» **GIVEN PROBLEM**
Below is some material; transcribe all of it exactly.

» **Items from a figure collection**
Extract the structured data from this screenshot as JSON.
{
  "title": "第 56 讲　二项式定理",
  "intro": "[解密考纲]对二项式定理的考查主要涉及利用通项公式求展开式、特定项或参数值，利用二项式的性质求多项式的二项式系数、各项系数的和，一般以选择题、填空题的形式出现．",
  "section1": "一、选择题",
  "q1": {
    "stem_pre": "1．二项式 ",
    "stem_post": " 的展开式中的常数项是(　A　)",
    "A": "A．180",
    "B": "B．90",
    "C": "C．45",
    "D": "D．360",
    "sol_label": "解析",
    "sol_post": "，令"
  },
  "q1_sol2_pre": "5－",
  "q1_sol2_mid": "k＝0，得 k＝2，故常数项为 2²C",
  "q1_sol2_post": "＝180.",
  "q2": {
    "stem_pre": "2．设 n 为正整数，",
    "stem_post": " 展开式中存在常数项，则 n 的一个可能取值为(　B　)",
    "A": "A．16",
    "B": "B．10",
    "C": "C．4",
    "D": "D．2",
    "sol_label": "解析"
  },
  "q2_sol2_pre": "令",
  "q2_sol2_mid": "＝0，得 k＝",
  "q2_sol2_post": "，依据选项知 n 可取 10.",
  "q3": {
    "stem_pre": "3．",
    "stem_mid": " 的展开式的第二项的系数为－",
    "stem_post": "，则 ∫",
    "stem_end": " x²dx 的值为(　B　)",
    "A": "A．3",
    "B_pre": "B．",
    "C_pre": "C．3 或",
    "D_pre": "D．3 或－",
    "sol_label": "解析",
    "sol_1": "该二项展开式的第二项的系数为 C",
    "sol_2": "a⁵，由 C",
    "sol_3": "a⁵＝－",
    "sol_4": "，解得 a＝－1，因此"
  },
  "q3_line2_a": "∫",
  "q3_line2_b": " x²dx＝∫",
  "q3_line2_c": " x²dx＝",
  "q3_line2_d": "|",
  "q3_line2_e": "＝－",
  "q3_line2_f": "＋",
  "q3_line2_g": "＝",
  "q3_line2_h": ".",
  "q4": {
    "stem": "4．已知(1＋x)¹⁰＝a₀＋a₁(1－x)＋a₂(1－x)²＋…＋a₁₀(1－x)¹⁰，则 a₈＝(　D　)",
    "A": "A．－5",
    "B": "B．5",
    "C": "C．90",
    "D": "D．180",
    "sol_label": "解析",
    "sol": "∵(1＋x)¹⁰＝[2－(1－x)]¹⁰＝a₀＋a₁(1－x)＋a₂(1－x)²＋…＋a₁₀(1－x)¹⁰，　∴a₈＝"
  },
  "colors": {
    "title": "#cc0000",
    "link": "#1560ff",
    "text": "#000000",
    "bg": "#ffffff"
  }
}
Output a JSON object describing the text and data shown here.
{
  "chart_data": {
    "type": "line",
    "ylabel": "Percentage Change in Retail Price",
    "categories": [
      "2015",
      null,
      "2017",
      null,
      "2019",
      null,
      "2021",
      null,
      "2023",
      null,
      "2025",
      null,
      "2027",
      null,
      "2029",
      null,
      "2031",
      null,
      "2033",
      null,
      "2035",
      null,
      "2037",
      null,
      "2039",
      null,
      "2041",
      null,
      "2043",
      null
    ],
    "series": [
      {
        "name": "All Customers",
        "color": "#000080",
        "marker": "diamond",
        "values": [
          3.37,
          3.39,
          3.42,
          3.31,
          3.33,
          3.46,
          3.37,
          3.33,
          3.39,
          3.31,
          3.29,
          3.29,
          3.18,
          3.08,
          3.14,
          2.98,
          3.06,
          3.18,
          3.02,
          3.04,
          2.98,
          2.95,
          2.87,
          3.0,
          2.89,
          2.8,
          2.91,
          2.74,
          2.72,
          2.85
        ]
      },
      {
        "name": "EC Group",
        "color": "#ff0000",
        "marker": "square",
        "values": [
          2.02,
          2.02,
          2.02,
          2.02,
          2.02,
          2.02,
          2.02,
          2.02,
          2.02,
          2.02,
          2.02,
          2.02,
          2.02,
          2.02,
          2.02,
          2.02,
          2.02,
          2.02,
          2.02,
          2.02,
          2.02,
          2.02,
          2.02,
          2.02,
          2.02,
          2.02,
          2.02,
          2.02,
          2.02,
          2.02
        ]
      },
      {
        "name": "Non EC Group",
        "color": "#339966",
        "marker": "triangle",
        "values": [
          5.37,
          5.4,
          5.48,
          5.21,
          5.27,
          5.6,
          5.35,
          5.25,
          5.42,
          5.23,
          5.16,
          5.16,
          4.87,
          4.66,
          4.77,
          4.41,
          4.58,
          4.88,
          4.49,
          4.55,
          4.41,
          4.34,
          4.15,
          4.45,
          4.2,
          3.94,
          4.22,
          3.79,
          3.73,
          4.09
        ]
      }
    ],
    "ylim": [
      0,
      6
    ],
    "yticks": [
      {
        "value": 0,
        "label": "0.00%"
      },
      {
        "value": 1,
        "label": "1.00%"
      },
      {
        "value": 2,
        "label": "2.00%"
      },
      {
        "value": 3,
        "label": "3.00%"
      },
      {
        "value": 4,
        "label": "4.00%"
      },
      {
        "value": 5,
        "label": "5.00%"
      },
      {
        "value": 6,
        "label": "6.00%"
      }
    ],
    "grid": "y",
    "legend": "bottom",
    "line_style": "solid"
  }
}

» **RESULT OF THE EXERCISE**
Extract the structured data from this screenshot as JSON.
{
  "title": "第 56 讲　二项式定理",
  "intro": "[解密考纲]对二项式定理的考查主要涉及利用通项公式求展开式、特定项或参数值，利用二项式的性质求多项式的二项式系数、各项系数的和，一般以选择题、填空题的形式出现．",
  "section1": "一、选择题",
  "q1": {
    "stem_pre": "1．二项式 ",
    "stem_post": " 的展开式中的常数项是(　A　)",
    "A": "A．180",
    "B": "B．90",
    "C": "C．45",
    "D": "D．360",
    "sol_label": "解析",
    "sol_post": "，令"
  },
  "q1_sol2_pre": "5－",
  "q1_sol2_mid": "k＝0，得 k＝2，故常数项为 2²C",
  "q1_sol2_post": "＝180.",
  "q2": {
    "stem_pre": "2．设 n 为正整数，",
    "stem_post": " 展开式中存在常数项，则 n 的一个可能取值为(　B　)",
    "A": "A．16",
    "B": "B．10",
    "C": "C．4",
    "D": "D．2",
    "sol_label": "解析"
  },
  "q2_sol2_pre": "令",
  "q2_sol2_mid": "＝0，得 k＝",
  "q2_sol2_post": "，依据选项知 n 可取 10.",
  "q3": {
    "stem_pre": "3．",
    "stem_mid": " 的展开式的第二项的系数为－",
    "stem_post": "，则 ∫",
    "stem_end": " x²dx 的值为(　B　)",
    "A": "A．3",
    "B_pre": "B．",
    "C_pre": "C．3 或",
    "D_pre": "D．3 或－",
    "sol_label": "解析",
    "sol_1": "该二项展开式的第二项的系数为 C",
    "sol_2": "a⁵，由 C",
    "sol_3": "a⁵＝－",
    "sol_4": "，解得 a＝－1，因此"
  },
  "q3_line2_a": "∫",
  "q3_line2_b": " x²dx＝∫",
  "q3_line2_c": " x²dx＝",
  "q3_line2_d": "|",
  "q3_line2_e": "＝－",
  "q3_line2_f": "＋",
  "q3_line2_g": "＝",
  "q3_line2_h": ".",
  "q4": {
    "stem": "4．已知(1＋x)¹⁰＝a₀＋a₁(1－x)＋a₂(1－x)²＋…＋a₁₀(1－x)¹⁰，则 a₈＝(　D　)",
    "A": "A．－5",
    "B": "B．5",
    "C": "C．90",
    "D": "D．180",
    "sol_label": "解析",
    "sol": "∵(1＋x)¹⁰＝[2－(1－x)]¹⁰＝a₀＋a₁(1－x)＋a₂(1－x)²＋…＋a₁₀(1－x)¹⁰，　∴a₈＝"
  },
  "colors": {
    "title": "#cc0000",
    "link": "#1560ff",
    "text": "#000000",
    "bg": "#ffffff"
  }
}
Output a JSON object describing the text and data shown here.
{
  "chart_data": {
    "type": "line",
    "ylabel": "Percentage Change in Retail Price",
    "categories": [
      "2015",
      null,
      "2017",
      null,
      "2019",
      null,
      "2021",
      null,
      "2023",
      null,
      "2025",
      null,
      "2027",
      null,
      "2029",
      null,
      "2031",
      null,
      "2033",
      null,
      "2035",
      null,
      "2037",
      null,
      "2039",
      null,
      "2041",
      null,
      "2043",
      null
    ],
    "series": [
      {
        "name": "All Customers",
        "color": "#000080",
        "marker": "diamond",
        "values": [
          3.37,
          3.39,
          3.42,
          3.31,
          3.33,
          3.46,
          3.37,
          3.33,
          3.39,
          3.31,
          3.29,
          3.29,
          3.18,
          3.08,
          3.14,
          2.98,
          3.06,
          3.18,
          3.02,
          3.04,
          2.98,
          2.95,
          2.87,
          3.0,
          2.89,
          2.8,
          2.91,
          2.74,
          2.72,
          2.85
        ]
      },
      {
        "name": "EC Group",
        "color": "#ff0000",
        "marker": "square",
        "values": [
          2.02,
          2.02,
          2.02,
          2.02,
          2.02,
          2.02,
          2.02,
          2.02,
          2.02,
          2.02,
          2.02,
          2.02,
          2.02,
          2.02,
          2.02,
          2.02,
          2.02,
          2.02,
          2.02,
          2.02,
          2.02,
          2.02,
          2.02,
          2.02,
          2.02,
          2.02,
          2.02,
          2.02,
          2.02,
          2.02
        ]
      },
      {
        "name": "Non EC Group",
        "color": "#339966",
        "marker": "triangle",
        "values": [
          5.37,
          5.4,
          5.48,
          5.21,
          5.27,
          5.6,
          5.35,
          5.25,
          5.42,
          5.23,
          5.16,
          5.16,
          4.87,
          4.66,
          4.77,
          4.41,
          4.58,
          4.88,
          4.49,
          4.55,
          4.41,
          4.34,
          4.15,
          4.45,
          4.2,
          3.94,
          4.22,
          3.79,
          3.73,
          4.09
        ]
      }
    ],
    "ylim": [
      0,
      6
    ],
    "yticks": [
      {
        "value": 0,
        "label": "0.00%"
      },
      {
        "value": 1,
        "label": "1.00%"
      },
      {
        "value": 2,
        "label": "2.00%"
      },
      {
        "value": 3,
        "label": "3.00%"
      },
      {
        "value": 4,
        "label": "4.00%"
      },
      {
        "value": 5,
        "label": "5.00%"
      },
      {
        "value": 6,
        "label": "6.00%"
      }
    ],
    "grid": "y",
    "legend": "bottom",
    "line_style": "solid"
  }
}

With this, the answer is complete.